_Instructions to follow_.
Repeat word for word the part of the rows that opens with the first line and closes with the line containing "91, 205, 105]", including both.
____________________
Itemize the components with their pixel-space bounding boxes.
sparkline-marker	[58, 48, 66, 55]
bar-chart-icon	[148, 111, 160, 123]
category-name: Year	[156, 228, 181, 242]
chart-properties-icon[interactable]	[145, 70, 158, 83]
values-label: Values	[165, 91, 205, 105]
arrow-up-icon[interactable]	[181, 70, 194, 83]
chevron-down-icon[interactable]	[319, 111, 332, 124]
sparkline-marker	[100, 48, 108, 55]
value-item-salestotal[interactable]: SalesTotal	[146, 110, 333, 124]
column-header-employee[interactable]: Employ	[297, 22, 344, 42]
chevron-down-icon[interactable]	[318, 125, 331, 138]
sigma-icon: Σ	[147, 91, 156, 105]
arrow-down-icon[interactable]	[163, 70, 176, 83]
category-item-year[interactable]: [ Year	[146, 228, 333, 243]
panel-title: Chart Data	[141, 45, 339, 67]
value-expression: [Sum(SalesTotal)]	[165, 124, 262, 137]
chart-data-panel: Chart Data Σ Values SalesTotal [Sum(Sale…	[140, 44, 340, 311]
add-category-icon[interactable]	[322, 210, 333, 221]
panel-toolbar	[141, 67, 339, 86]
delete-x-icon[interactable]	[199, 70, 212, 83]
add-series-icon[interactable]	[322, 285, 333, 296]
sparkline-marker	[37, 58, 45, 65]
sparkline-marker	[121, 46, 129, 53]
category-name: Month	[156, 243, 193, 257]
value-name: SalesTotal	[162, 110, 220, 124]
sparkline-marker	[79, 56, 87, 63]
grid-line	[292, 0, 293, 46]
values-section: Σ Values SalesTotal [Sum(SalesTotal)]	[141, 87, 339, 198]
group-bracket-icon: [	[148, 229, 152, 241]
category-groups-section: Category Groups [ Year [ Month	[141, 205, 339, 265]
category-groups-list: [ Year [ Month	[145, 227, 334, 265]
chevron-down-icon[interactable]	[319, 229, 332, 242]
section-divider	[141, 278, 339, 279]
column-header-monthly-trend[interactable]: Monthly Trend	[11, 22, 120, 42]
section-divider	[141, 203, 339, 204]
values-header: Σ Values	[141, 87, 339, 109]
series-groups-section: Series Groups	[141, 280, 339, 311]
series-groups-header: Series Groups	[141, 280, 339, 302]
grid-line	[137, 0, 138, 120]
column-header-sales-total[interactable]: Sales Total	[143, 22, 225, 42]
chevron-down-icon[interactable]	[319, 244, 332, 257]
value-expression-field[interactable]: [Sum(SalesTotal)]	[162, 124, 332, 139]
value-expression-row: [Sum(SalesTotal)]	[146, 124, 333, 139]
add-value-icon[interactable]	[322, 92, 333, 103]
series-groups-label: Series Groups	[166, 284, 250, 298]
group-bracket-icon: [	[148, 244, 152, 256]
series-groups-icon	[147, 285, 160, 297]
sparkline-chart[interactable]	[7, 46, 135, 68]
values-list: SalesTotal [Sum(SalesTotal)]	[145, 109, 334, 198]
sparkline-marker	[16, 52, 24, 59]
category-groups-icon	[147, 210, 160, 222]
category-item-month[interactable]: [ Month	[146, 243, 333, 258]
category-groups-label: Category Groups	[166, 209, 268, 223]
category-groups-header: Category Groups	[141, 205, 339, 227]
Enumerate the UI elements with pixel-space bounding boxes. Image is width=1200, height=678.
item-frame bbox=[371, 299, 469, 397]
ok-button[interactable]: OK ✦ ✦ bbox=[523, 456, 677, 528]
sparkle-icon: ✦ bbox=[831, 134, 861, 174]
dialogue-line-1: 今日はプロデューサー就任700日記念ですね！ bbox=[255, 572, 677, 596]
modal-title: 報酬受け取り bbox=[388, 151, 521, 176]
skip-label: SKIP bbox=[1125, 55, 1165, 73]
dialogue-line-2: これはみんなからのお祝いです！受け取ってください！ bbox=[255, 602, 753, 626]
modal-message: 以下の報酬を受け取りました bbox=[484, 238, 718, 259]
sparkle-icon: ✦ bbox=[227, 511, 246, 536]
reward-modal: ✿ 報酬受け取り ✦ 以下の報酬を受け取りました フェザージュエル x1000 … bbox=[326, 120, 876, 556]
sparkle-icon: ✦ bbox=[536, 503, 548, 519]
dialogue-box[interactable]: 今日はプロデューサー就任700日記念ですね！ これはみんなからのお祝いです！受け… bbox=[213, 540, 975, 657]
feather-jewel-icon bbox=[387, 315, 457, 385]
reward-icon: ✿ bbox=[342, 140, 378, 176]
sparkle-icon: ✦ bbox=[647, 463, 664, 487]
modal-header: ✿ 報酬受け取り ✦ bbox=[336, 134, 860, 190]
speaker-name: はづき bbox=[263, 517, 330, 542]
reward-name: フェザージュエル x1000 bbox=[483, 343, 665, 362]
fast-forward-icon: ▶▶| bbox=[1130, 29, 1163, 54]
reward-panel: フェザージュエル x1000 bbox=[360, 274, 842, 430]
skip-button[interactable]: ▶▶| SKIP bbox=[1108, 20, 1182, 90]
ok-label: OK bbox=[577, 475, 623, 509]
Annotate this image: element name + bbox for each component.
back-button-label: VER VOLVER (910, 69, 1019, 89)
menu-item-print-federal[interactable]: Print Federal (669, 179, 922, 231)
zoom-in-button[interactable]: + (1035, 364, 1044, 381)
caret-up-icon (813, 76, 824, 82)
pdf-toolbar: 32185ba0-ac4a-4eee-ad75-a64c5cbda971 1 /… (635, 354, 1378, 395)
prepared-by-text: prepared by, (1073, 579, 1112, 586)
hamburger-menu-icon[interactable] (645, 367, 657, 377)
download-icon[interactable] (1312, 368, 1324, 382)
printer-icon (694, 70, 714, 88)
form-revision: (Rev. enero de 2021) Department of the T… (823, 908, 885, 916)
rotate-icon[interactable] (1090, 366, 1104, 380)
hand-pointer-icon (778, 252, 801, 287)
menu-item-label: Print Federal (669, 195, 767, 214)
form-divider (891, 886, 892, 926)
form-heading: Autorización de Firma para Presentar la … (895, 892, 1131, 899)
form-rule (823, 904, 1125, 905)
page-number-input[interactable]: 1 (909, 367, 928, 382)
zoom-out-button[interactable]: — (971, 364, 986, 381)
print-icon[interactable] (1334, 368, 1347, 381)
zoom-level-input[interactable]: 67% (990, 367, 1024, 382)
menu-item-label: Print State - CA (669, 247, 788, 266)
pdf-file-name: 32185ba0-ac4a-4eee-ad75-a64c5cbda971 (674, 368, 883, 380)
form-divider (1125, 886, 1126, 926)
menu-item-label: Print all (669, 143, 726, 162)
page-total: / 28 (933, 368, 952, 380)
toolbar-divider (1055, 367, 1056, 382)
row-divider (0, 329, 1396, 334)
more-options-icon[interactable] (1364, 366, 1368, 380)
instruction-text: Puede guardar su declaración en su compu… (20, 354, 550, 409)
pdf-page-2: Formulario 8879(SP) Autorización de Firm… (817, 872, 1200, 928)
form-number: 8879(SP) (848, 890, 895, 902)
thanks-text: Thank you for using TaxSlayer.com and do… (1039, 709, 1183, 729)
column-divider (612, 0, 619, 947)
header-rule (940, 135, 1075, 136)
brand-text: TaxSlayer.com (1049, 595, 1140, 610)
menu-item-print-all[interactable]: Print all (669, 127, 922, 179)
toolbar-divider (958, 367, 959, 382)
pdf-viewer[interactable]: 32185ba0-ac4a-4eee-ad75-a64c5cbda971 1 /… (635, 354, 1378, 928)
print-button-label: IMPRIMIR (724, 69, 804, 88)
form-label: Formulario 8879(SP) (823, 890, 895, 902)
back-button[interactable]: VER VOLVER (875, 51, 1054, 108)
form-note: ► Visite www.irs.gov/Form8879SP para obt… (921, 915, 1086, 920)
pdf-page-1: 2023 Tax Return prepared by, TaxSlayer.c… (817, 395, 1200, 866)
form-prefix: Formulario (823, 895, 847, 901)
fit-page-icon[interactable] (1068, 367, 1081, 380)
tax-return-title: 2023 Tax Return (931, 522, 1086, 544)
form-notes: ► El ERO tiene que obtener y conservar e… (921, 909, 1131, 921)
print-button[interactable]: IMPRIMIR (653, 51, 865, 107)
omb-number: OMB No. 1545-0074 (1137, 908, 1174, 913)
____________________
_Output below_.
Itemize the components with their pixel-space bounding boxes.
sparkline-marker	[58, 48, 66, 55]
bar-chart-icon	[148, 111, 160, 123]
category-name: Year	[156, 228, 181, 242]
chart-properties-icon[interactable]	[145, 70, 158, 83]
values-label: Values	[165, 91, 205, 105]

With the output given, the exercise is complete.